§ **WHAT NEEDS TO BE DONE**: Repeat all of the material below exactly as written, images excluded.

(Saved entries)
>> START
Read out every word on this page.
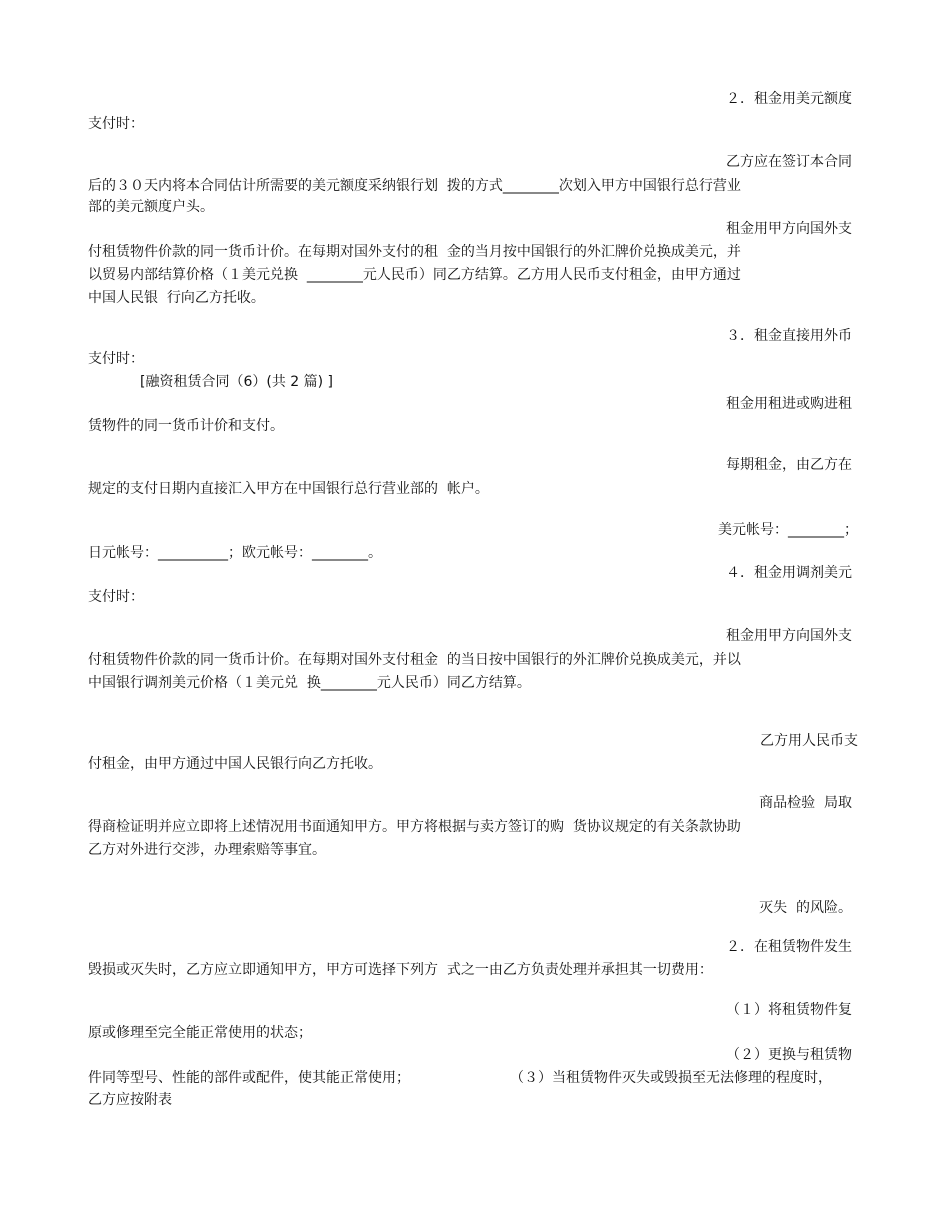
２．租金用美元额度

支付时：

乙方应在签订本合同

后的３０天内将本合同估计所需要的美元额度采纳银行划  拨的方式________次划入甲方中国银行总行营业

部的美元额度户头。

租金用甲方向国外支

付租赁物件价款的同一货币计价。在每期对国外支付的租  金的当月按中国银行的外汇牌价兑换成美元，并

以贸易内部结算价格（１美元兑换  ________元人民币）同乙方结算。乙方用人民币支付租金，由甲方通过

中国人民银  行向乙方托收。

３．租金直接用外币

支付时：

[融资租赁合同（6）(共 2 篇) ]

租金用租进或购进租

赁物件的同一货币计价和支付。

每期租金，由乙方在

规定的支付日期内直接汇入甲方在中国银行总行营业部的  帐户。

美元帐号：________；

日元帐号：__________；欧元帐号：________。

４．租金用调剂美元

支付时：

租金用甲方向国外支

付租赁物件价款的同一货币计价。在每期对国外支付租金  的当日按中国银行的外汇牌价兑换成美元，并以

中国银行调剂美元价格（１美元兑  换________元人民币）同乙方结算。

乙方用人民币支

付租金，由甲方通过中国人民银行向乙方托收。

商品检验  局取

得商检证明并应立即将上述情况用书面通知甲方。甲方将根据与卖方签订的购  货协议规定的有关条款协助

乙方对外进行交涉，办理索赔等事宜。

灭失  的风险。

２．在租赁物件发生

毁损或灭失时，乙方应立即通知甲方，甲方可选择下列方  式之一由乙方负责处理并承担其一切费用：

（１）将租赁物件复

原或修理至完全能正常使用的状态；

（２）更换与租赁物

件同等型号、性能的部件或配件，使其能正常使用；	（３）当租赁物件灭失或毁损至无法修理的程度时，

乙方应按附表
>> END
§ **FULL RESPONSE**:
Read out every word on this page.
２．租金用美元额度

支付时：

乙方应在签订本合同

后的３０天内将本合同估计所需要的美元额度采纳银行划  拨的方式________次划入甲方中国银行总行营业

部的美元额度户头。

租金用甲方向国外支

付租赁物件价款的同一货币计价。在每期对国外支付的租  金的当月按中国银行的外汇牌价兑换成美元，并

以贸易内部结算价格（１美元兑换  ________元人民币）同乙方结算。乙方用人民币支付租金，由甲方通过

中国人民银  行向乙方托收。

３．租金直接用外币

支付时：

[融资租赁合同（6）(共 2 篇) ]

租金用租进或购进租

赁物件的同一货币计价和支付。

每期租金，由乙方在

规定的支付日期内直接汇入甲方在中国银行总行营业部的  帐户。

美元帐号：________；

日元帐号：__________；欧元帐号：________。

４．租金用调剂美元

支付时：

租金用甲方向国外支

付租赁物件价款的同一货币计价。在每期对国外支付租金  的当日按中国银行的外汇牌价兑换成美元，并以

中国银行调剂美元价格（１美元兑  换________元人民币）同乙方结算。

乙方用人民币支

付租金，由甲方通过中国人民银行向乙方托收。

商品检验  局取

得商检证明并应立即将上述情况用书面通知甲方。甲方将根据与卖方签订的购  货协议规定的有关条款协助

乙方对外进行交涉，办理索赔等事宜。

灭失  的风险。

２．在租赁物件发生

毁损或灭失时，乙方应立即通知甲方，甲方可选择下列方  式之一由乙方负责处理并承担其一切费用：

（１）将租赁物件复

原或修理至完全能正常使用的状态；

（２）更换与租赁物

件同等型号、性能的部件或配件，使其能正常使用；	（３）当租赁物件灭失或毁损至无法修理的程度时，

乙方应按附表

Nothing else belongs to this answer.